[Goal] Search the records for "color" and copy each line that holds it.

Collected data entries:
● ● ● ● ●
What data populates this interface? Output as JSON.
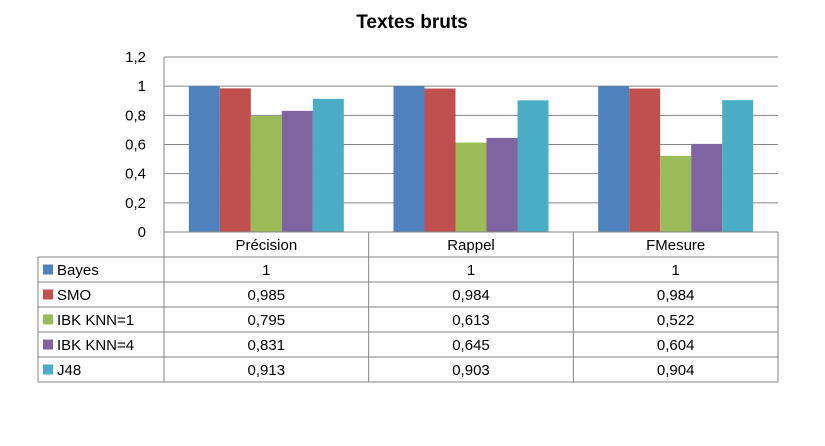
{
  "chart_data": {
    "type": "bar",
    "title": "Textes bruts",
    "xlabel": "",
    "ylabel": "",
    "categories": [
      "Précision",
      "Rappel",
      "FMesure"
    ],
    "ylim": [
      0,
      1.2
    ],
    "yticks": [
      0,
      0.2,
      0.4,
      0.6,
      0.8,
      1,
      1.2
    ],
    "ytick_labels": [
      "0",
      "0,2",
      "0,4",
      "0,6",
      "0,8",
      "1",
      "1,2"
    ],
    "grid": true,
    "legend": "data-table-left",
    "series": [
      {
        "name": "Bayes",
        "color": "#4F81BD",
        "values": [
          1,
          1,
          1
        ],
        "labels": [
          "1",
          "1",
          "1"
        ]
      },
      {
        "name": "SMO",
        "color": "#C0504D",
        "values": [
          0.985,
          0.984,
          0.984
        ],
        "labels": [
          "0,985",
          "0,984",
          "0,984"
        ]
      },
      {
        "name": "IBK KNN=1",
        "color": "#9BBB59",
        "values": [
          0.795,
          0.613,
          0.522
        ],
        "labels": [
          "0,795",
          "0,613",
          "0,522"
        ]
      },
      {
        "name": "IBK KNN=4",
        "color": "#8064A2",
        "values": [
          0.831,
          0.645,
          0.604
        ],
        "labels": [
          "0,831",
          "0,645",
          "0,604"
        ]
      },
      {
        "name": "J48",
        "color": "#4BACC6",
        "values": [
          0.913,
          0.903,
          0.904
        ],
        "labels": [
          "0,913",
          "0,903",
          "0,904"
        ]
      }
    ]
  }
}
● ● ● ● ●
[Expected answer]
        "color": "#4F81BD",
        "color": "#C0504D",
        "color": "#9BBB59",
        "color": "#8064A2",
        "color": "#4BACC6",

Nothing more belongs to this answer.